======== MATERIAL FOR THIS TASK
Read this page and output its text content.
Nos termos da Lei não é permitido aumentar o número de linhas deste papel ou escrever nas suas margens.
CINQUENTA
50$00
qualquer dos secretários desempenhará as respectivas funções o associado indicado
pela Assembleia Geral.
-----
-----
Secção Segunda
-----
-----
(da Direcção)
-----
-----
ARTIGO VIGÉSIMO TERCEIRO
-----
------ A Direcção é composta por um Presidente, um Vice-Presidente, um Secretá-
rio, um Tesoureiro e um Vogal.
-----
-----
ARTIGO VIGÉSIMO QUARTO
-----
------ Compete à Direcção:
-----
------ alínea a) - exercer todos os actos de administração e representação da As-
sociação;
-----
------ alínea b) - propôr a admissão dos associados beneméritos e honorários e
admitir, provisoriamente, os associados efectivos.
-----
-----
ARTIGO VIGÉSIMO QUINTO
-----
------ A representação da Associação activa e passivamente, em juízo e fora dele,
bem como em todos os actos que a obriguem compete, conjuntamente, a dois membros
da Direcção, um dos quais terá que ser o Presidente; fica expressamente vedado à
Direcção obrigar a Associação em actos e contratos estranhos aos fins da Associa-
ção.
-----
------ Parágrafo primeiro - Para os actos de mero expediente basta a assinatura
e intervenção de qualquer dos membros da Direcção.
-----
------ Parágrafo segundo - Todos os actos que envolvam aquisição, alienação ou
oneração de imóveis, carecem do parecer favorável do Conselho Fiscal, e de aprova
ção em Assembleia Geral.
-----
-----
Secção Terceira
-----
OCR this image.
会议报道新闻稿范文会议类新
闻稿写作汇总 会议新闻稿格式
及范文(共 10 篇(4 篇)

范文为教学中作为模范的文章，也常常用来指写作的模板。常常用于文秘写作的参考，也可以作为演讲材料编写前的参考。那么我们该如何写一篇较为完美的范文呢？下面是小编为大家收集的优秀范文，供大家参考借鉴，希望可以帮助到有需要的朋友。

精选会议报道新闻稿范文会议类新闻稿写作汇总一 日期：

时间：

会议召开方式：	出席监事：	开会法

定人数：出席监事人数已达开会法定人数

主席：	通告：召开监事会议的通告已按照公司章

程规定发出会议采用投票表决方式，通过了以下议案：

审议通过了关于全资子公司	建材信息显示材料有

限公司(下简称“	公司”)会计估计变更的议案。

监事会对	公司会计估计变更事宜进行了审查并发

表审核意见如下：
================
TASK TO COMPLETE ::
All of the data above should be transcribed exactly.

TASK RESULT ::
Read this page and output its text content.
Nos termos da Lei não é permitido aumentar o número de linhas deste papel ou escrever nas suas margens.
CINQUENTA
50$00
qualquer dos secretários desempenhará as respectivas funções o associado indicado
pela Assembleia Geral.
-----
-----
Secção Segunda
-----
-----
(da Direcção)
-----
-----
ARTIGO VIGÉSIMO TERCEIRO
-----
------ A Direcção é composta por um Presidente, um Vice-Presidente, um Secretá-
rio, um Tesoureiro e um Vogal.
-----
-----
ARTIGO VIGÉSIMO QUARTO
-----
------ Compete à Direcção:
-----
------ alínea a) - exercer todos os actos de administração e representação da As-
sociação;
-----
------ alínea b) - propôr a admissão dos associados beneméritos e honorários e
admitir, provisoriamente, os associados efectivos.
-----
-----
ARTIGO VIGÉSIMO QUINTO
-----
------ A representação da Associação activa e passivamente, em juízo e fora dele,
bem como em todos os actos que a obriguem compete, conjuntamente, a dois membros
da Direcção, um dos quais terá que ser o Presidente; fica expressamente vedado à
Direcção obrigar a Associação em actos e contratos estranhos aos fins da Associa-
ção.
-----
------ Parágrafo primeiro - Para os actos de mero expediente basta a assinatura
e intervenção de qualquer dos membros da Direcção.
-----
------ Parágrafo segundo - Todos os actos que envolvam aquisição, alienação ou
oneração de imóveis, carecem do parecer favorável do Conselho Fiscal, e de aprova
ção em Assembleia Geral.
-----
-----
Secção Terceira
-----
OCR this image.
会议报道新闻稿范文会议类新
闻稿写作汇总 会议新闻稿格式
及范文(共 10 篇(4 篇)

范文为教学中作为模范的文章，也常常用来指写作的模板。常常用于文秘写作的参考，也可以作为演讲材料编写前的参考。那么我们该如何写一篇较为完美的范文呢？下面是小编为大家收集的优秀范文，供大家参考借鉴，希望可以帮助到有需要的朋友。

精选会议报道新闻稿范文会议类新闻稿写作汇总一 日期：

时间：

会议召开方式：	出席监事：	开会法

定人数：出席监事人数已达开会法定人数

主席：	通告：召开监事会议的通告已按照公司章

程规定发出会议采用投票表决方式，通过了以下议案：

审议通过了关于全资子公司	建材信息显示材料有

限公司(下简称“	公司”)会计估计变更的议案。

监事会对	公司会计估计变更事宜进行了审查并发

表审核意见如下：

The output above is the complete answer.